- Exercise instructions: Where the data below has the string "浓硫酸的质量变大", return the whole line.

- Dataset:
------------------------------------
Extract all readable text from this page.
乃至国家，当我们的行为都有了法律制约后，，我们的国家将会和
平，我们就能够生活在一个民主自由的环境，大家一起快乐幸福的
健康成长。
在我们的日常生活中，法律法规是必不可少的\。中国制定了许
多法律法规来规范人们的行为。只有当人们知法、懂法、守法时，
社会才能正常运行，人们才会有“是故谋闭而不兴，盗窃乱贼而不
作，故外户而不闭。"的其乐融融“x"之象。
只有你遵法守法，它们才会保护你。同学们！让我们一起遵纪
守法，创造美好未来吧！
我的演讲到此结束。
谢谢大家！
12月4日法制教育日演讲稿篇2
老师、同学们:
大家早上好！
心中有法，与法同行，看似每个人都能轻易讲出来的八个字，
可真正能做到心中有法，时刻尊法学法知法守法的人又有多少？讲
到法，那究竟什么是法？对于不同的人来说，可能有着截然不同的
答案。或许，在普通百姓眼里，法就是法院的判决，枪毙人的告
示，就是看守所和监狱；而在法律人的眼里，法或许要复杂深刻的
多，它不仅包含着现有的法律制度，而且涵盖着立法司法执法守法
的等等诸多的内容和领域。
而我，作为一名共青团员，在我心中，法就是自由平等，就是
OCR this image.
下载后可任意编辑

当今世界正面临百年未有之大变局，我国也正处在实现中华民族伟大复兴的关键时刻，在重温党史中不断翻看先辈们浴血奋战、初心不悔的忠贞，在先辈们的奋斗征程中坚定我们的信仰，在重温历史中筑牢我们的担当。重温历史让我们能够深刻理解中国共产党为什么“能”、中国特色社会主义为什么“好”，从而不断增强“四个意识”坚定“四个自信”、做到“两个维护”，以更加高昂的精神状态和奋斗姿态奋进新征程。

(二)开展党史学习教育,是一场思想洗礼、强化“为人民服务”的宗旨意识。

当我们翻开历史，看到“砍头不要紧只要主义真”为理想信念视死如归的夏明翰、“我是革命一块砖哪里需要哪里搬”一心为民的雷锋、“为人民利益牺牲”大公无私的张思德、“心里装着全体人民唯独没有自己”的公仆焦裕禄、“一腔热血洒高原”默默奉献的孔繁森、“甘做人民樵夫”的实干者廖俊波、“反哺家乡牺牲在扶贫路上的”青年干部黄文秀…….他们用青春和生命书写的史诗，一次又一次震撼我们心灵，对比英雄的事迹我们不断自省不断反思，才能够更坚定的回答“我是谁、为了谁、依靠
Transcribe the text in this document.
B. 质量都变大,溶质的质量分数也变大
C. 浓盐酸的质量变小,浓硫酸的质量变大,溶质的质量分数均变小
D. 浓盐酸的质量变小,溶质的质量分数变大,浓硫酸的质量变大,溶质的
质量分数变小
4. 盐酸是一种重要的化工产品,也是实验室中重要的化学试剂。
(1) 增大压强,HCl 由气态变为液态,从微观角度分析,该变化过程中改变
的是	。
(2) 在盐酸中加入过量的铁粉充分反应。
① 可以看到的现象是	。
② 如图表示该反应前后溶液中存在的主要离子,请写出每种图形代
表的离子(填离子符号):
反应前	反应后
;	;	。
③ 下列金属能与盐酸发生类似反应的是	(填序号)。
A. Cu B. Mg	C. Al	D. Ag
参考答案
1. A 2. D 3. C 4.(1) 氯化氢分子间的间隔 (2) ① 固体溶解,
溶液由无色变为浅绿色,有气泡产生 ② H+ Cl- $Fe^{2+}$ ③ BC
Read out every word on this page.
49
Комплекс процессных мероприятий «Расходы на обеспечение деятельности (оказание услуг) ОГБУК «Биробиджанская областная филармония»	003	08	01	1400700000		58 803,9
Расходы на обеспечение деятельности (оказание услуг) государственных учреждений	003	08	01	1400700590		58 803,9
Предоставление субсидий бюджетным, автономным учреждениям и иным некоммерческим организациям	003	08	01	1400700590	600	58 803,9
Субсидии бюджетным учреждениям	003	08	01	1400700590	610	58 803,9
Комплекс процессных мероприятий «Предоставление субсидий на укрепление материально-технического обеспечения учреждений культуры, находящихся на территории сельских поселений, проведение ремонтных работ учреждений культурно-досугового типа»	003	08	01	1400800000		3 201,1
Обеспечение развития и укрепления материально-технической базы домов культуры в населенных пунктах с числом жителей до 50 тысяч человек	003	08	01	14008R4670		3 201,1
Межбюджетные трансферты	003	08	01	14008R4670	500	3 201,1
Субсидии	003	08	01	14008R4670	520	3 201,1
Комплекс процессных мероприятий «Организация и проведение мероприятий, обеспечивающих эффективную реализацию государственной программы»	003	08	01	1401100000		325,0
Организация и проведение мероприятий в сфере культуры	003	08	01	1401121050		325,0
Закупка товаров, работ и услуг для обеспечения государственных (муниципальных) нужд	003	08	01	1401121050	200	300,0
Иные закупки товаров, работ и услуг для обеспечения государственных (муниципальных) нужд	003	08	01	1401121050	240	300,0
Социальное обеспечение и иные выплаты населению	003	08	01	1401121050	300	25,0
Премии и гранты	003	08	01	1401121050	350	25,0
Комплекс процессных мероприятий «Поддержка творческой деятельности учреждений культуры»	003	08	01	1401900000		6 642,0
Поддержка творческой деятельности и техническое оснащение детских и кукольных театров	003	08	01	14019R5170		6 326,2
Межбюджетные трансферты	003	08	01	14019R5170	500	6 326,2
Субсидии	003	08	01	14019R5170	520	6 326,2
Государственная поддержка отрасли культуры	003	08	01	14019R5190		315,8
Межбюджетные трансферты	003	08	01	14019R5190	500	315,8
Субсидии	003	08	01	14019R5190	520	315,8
------------------------------------
- Solution to this problem:
C. 浓盐酸的质量变小,浓硫酸的质量变大,溶质的质量分数均变小
D. 浓盐酸的质量变小,溶质的质量分数变大,浓硫酸的质量变大,溶质的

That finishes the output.